Requirements »
Output each entry that follows exactly. Images stay out.

— Begin Material for the task —

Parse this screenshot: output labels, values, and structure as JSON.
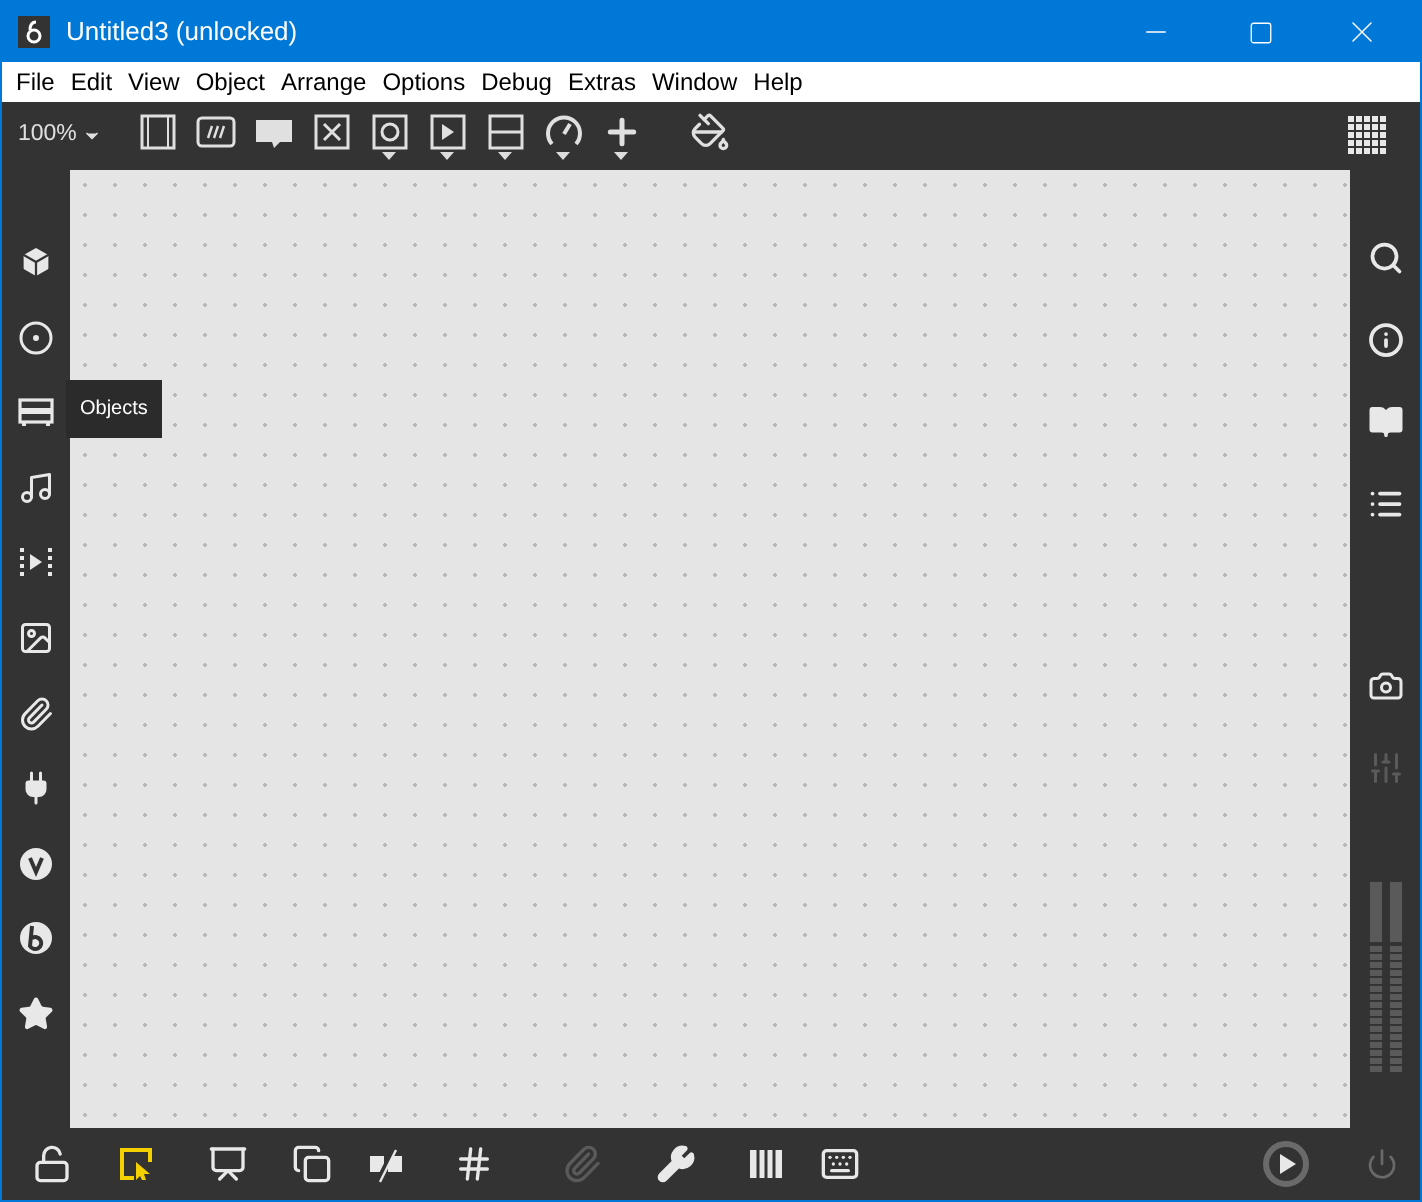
{
  "window": {
    "title": "Untitled3 (unlocked)"
  },
  "menu": [
    {
      "label": "File"
    },
    {
      "label": "Edit"
    },
    {
      "label": "View"
    },
    {
      "label": "Object"
    },
    {
      "label": "Arrange"
    },
    {
      "label": "Options"
    },
    {
      "label": "Debug"
    },
    {
      "label": "Extras"
    },
    {
      "label": "Window"
    },
    {
      "label": "Help"
    }
  ],
  "toolbar": {
    "zoom": "100%",
    "tools": [
      {
        "kind": "object",
        "dropdown": false
      },
      {
        "kind": "message",
        "dropdown": false
      },
      {
        "kind": "comment",
        "dropdown": false
      },
      {
        "kind": "toggle",
        "dropdown": false
      },
      {
        "kind": "button",
        "dropdown": true
      },
      {
        "kind": "playbutton",
        "dropdown": true
      },
      {
        "kind": "slider",
        "dropdown": true
      },
      {
        "kind": "dial",
        "dropdown": true
      },
      {
        "kind": "plus",
        "dropdown": true
      },
      {
        "kind": "bucket",
        "dropdown": false
      }
    ]
  },
  "left_sidebar": {
    "items": [
      {
        "kind": "cube"
      },
      {
        "kind": "target"
      },
      {
        "kind": "panel"
      },
      {
        "kind": "note"
      },
      {
        "kind": "media"
      },
      {
        "kind": "image"
      },
      {
        "kind": "clip"
      },
      {
        "kind": "plug"
      },
      {
        "kind": "v"
      },
      {
        "kind": "b"
      },
      {
        "kind": "star"
      }
    ],
    "tooltip": "Objects"
  },
  "right_sidebar": {
    "items": [
      {
        "kind": "search",
        "disabled": false
      },
      {
        "kind": "info",
        "disabled": false
      },
      {
        "kind": "book",
        "disabled": false
      },
      {
        "kind": "list",
        "disabled": false
      },
      {
        "kind": "camera",
        "disabled": false
      },
      {
        "kind": "mixer",
        "disabled": true
      }
    ]
  },
  "bottom_toolbar": {
    "items": [
      {
        "kind": "lock",
        "on": false,
        "disabled": false
      },
      {
        "kind": "edit",
        "on": true,
        "disabled": false
      },
      {
        "kind": "presentation",
        "on": false,
        "disabled": false
      },
      {
        "kind": "layers",
        "on": false,
        "disabled": false
      },
      {
        "kind": "nosnap",
        "on": false,
        "disabled": false
      },
      {
        "kind": "grid",
        "on": false,
        "disabled": false
      },
      {
        "kind": "clipadd",
        "on": false,
        "disabled": true
      },
      {
        "kind": "wrench",
        "on": false,
        "disabled": false
      },
      {
        "kind": "piano",
        "on": false,
        "disabled": false
      },
      {
        "kind": "keyboard",
        "on": false,
        "disabled": false
      }
    ]
  }
}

— End Material for the task —

Output for this exercise »
Parse this screenshot: output labels, values, and structure as JSON.
{
  "window": {
    "title": "Untitled3 (unlocked)"
  },
  "menu": [
    {
      "label": "File"
    },
    {
      "label": "Edit"
    },
    {
      "label": "View"
    },
    {
      "label": "Object"
    },
    {
      "label": "Arrange"
    },
    {
      "label": "Options"
    },
    {
      "label": "Debug"
    },
    {
      "label": "Extras"
    },
    {
      "label": "Window"
    },
    {
      "label": "Help"
    }
  ],
  "toolbar": {
    "zoom": "100%",
    "tools": [
      {
        "kind": "object",
        "dropdown": false
      },
      {
        "kind": "message",
        "dropdown": false
      },
      {
        "kind": "comment",
        "dropdown": false
      },
      {
        "kind": "toggle",
        "dropdown": false
      },
      {
        "kind": "button",
        "dropdown": true
      },
      {
        "kind": "playbutton",
        "dropdown": true
      },
      {
        "kind": "slider",
        "dropdown": true
      },
      {
        "kind": "dial",
        "dropdown": true
      },
      {
        "kind": "plus",
        "dropdown": true
      },
      {
        "kind": "bucket",
        "dropdown": false
      }
    ]
  },
  "left_sidebar": {
    "items": [
      {
        "kind": "cube"
      },
      {
        "kind": "target"
      },
      {
        "kind": "panel"
      },
      {
        "kind": "note"
      },
      {
        "kind": "media"
      },
      {
        "kind": "image"
      },
      {
        "kind": "clip"
      },
      {
        "kind": "plug"
      },
      {
        "kind": "v"
      },
      {
        "kind": "b"
      },
      {
        "kind": "star"
      }
    ],
    "tooltip": "Objects"
  },
  "right_sidebar": {
    "items": [
      {
        "kind": "search",
        "disabled": false
      },
      {
        "kind": "info",
        "disabled": false
      },
      {
        "kind": "book",
        "disabled": false
      },
      {
        "kind": "list",
        "disabled": false
      },
      {
        "kind": "camera",
        "disabled": false
      },
      {
        "kind": "mixer",
        "disabled": true
      }
    ]
  },
  "bottom_toolbar": {
    "items": [
      {
        "kind": "lock",
        "on": false,
        "disabled": false
      },
      {
        "kind": "edit",
        "on": true,
        "disabled": false
      },
      {
        "kind": "presentation",
        "on": false,
        "disabled": false
      },
      {
        "kind": "layers",
        "on": false,
        "disabled": false
      },
      {
        "kind": "nosnap",
        "on": false,
        "disabled": false
      },
      {
        "kind": "grid",
        "on": false,
        "disabled": false
      },
      {
        "kind": "clipadd",
        "on": false,
        "disabled": true
      },
      {
        "kind": "wrench",
        "on": false,
        "disabled": false
      },
      {
        "kind": "piano",
        "on": false,
        "disabled": false
      },
      {
        "kind": "keyboard",
        "on": false,
        "disabled": false
      }
    ]
  }
}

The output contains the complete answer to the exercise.